The exercise. Output every line of the material exactly, omitting images.

--

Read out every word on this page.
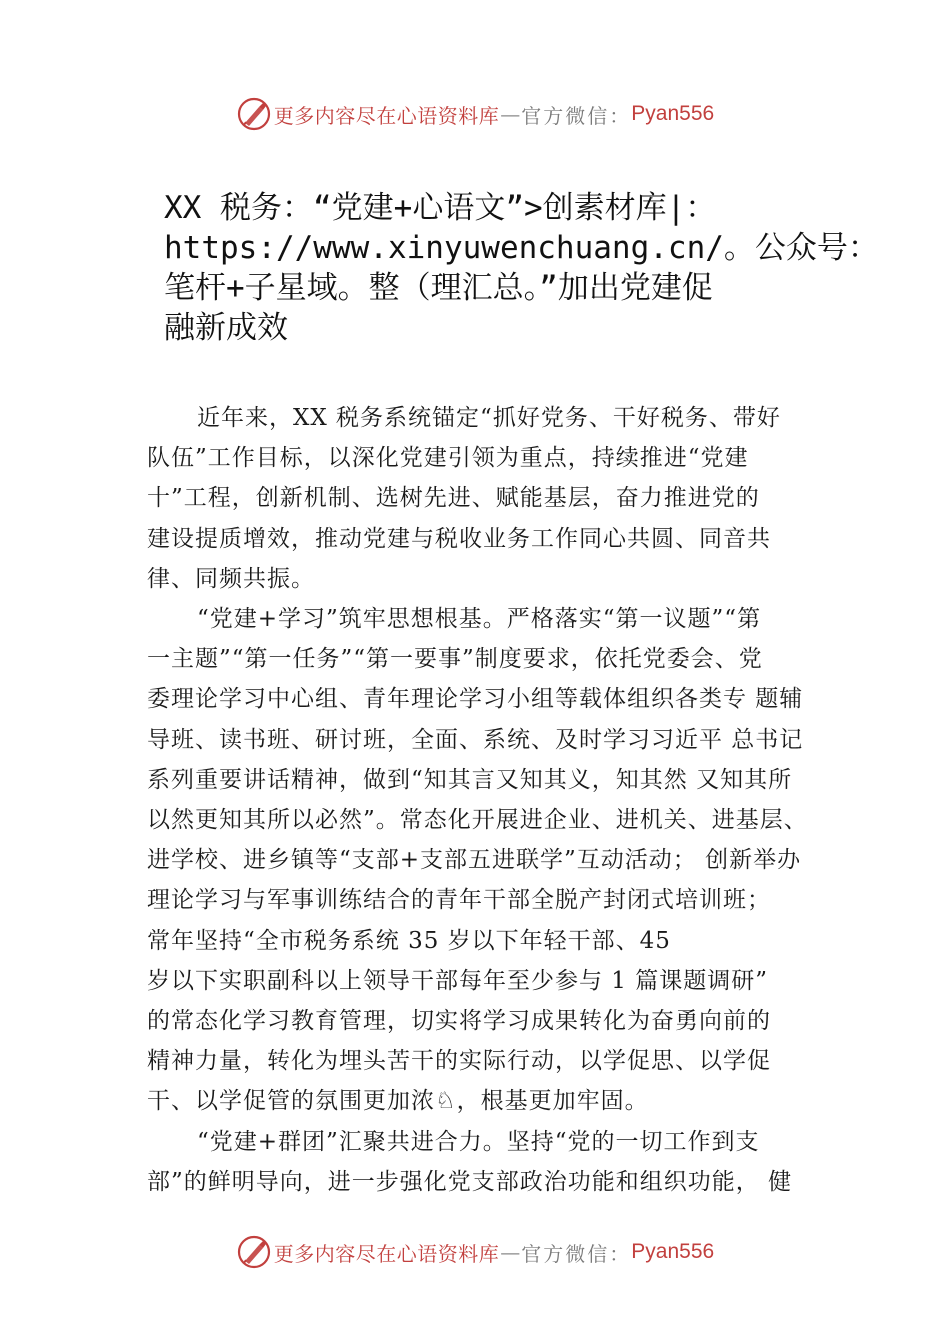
更多内容尽在心语资料库 — 官方微信： Pyan556
XX 税务：“党建+心语文”>创素材库|：
https://www.xinyuwenchuang.cn/。公众号：
笔杆+子星域。整（理汇总。”加出党建促
融新成效
近年来，XX 税务系统锚定“抓好党务、干好税务、带好
队伍”工作目标，以深化党建引领为重点，持续推进“党建
十”工程，创新机制、选树先进、赋能基层，奋力推进党的
建设提质增效，推动党建与税收业务工作同心共圆、同音共
律、同频共振。
“党建+学习”筑牢思想根基。严格落实“第一议题”“第
一主题”“第一任务”“第一要事”制度要求，依托党委会、党
委理论学习中心组、青年理论学习小组等载体组织各类专 题辅
导班、读书班、研讨班，全面、系统、及时学习习近平 总书记
系列重要讲话精神，做到“知其言又知其义，知其然 又知其所
以然更知其所以必然”。常态化开展进企业、进机关、进基层、
进学校、进乡镇等“支部+支部五进联学”互动活动； 创新举办
理论学习与军事训练结合的青年干部全脱产封闭式培训班；
常年坚持“全市税务系统 35 岁以下年轻干部、45
岁以下实职副科以上领导干部每年至少参与 1 篇课题调研”
的常态化学习教育管理，切实将学习成果转化为奋勇向前的
精神力量，转化为埋头苦干的实际行动，以学促思、以学促
干、以学促管的氛围更加浓♘，根基更加牢固。
“党建+群团”汇聚共进合力。坚持“党的一切工作到支
部”的鲜明导向，进一步强化党支部政治功能和组织功能， 健
更多内容尽在心语资料库 — 官方微信： Pyan556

--

Answer to this problem.
Read out every word on this page.
更多内容尽在心语资料库 — 官方微信： Pyan556
XX 税务：“党建+心语文”>创素材库|：
https://www.xinyuwenchuang.cn/。公众号：
笔杆+子星域。整（理汇总。”加出党建促
融新成效
近年来，XX 税务系统锚定“抓好党务、干好税务、带好
队伍”工作目标，以深化党建引领为重点，持续推进“党建
十”工程，创新机制、选树先进、赋能基层，奋力推进党的
建设提质增效，推动党建与税收业务工作同心共圆、同音共
律、同频共振。
“党建+学习”筑牢思想根基。严格落实“第一议题”“第
一主题”“第一任务”“第一要事”制度要求，依托党委会、党
委理论学习中心组、青年理论学习小组等载体组织各类专 题辅
导班、读书班、研讨班，全面、系统、及时学习习近平 总书记
系列重要讲话精神，做到“知其言又知其义，知其然 又知其所
以然更知其所以必然”。常态化开展进企业、进机关、进基层、
进学校、进乡镇等“支部+支部五进联学”互动活动； 创新举办
理论学习与军事训练结合的青年干部全脱产封闭式培训班；
常年坚持“全市税务系统 35 岁以下年轻干部、45
岁以下实职副科以上领导干部每年至少参与 1 篇课题调研”
的常态化学习教育管理，切实将学习成果转化为奋勇向前的
精神力量，转化为埋头苦干的实际行动，以学促思、以学促
干、以学促管的氛围更加浓♘，根基更加牢固。
“党建+群团”汇聚共进合力。坚持“党的一切工作到支
部”的鲜明导向，进一步强化党支部政治功能和组织功能， 健
更多内容尽在心语资料库 — 官方微信： Pyan556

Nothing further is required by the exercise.